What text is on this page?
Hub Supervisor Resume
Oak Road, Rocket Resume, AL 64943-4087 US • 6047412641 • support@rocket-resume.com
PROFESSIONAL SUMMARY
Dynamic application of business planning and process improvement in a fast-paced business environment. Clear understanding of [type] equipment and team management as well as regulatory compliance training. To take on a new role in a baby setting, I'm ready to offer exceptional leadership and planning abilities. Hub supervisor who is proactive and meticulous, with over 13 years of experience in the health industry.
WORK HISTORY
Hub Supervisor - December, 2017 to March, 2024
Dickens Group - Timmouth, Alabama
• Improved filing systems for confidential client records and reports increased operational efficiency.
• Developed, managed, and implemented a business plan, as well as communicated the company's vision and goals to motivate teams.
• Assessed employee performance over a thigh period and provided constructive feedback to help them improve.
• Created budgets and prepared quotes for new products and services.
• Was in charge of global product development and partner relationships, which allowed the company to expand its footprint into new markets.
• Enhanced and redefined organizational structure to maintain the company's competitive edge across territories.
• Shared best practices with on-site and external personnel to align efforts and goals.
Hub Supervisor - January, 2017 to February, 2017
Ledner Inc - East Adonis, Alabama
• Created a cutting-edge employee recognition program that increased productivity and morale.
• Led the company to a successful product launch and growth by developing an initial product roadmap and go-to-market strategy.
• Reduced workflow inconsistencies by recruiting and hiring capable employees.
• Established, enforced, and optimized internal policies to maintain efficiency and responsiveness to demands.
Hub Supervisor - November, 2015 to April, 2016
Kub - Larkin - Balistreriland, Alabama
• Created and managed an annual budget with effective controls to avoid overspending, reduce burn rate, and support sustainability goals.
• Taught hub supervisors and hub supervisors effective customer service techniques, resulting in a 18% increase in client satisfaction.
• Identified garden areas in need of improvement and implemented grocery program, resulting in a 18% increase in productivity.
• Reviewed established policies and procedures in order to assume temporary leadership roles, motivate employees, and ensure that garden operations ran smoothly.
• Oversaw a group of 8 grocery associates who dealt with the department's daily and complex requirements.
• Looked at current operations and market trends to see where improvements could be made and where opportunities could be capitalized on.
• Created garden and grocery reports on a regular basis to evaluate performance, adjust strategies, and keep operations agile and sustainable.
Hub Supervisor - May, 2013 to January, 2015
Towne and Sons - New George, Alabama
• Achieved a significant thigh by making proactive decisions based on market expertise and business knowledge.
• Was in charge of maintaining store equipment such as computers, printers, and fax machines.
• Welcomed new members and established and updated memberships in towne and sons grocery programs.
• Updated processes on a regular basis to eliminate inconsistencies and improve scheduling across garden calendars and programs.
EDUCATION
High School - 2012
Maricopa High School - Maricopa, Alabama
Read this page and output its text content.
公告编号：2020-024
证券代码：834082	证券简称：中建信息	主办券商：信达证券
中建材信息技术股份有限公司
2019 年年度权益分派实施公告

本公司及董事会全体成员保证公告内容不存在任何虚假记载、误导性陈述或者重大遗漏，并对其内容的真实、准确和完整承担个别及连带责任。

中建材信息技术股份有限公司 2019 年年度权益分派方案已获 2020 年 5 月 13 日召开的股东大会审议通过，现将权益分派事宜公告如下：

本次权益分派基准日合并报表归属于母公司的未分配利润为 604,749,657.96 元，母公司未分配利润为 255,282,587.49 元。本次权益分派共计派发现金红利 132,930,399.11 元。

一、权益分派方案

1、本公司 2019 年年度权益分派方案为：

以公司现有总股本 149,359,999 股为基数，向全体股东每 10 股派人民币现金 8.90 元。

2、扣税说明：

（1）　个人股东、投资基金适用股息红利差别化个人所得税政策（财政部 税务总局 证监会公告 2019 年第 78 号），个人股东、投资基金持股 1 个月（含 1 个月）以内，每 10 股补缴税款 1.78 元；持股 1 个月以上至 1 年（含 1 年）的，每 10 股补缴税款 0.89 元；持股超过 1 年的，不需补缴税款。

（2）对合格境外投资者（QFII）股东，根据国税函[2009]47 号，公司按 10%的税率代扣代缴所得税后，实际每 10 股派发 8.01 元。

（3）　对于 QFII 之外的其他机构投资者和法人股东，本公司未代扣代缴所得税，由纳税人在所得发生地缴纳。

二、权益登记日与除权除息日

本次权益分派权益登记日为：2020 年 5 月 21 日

——————

TASK TO CARRY OUT> Search the material above for "QFII". Pull out each line where it shows up.

TASK SOLUTION>
（2）对合格境外投资者（QFII）股东，根据国税函[2009]47 号，公司按 10%的税率代扣代缴所得税后，实际每 10 股派发 8.01 元。
（3）　对于 QFII 之外的其他机构投资者和法人股东，本公司未代扣代缴所得税，由纳税人在所得发生地缴纳。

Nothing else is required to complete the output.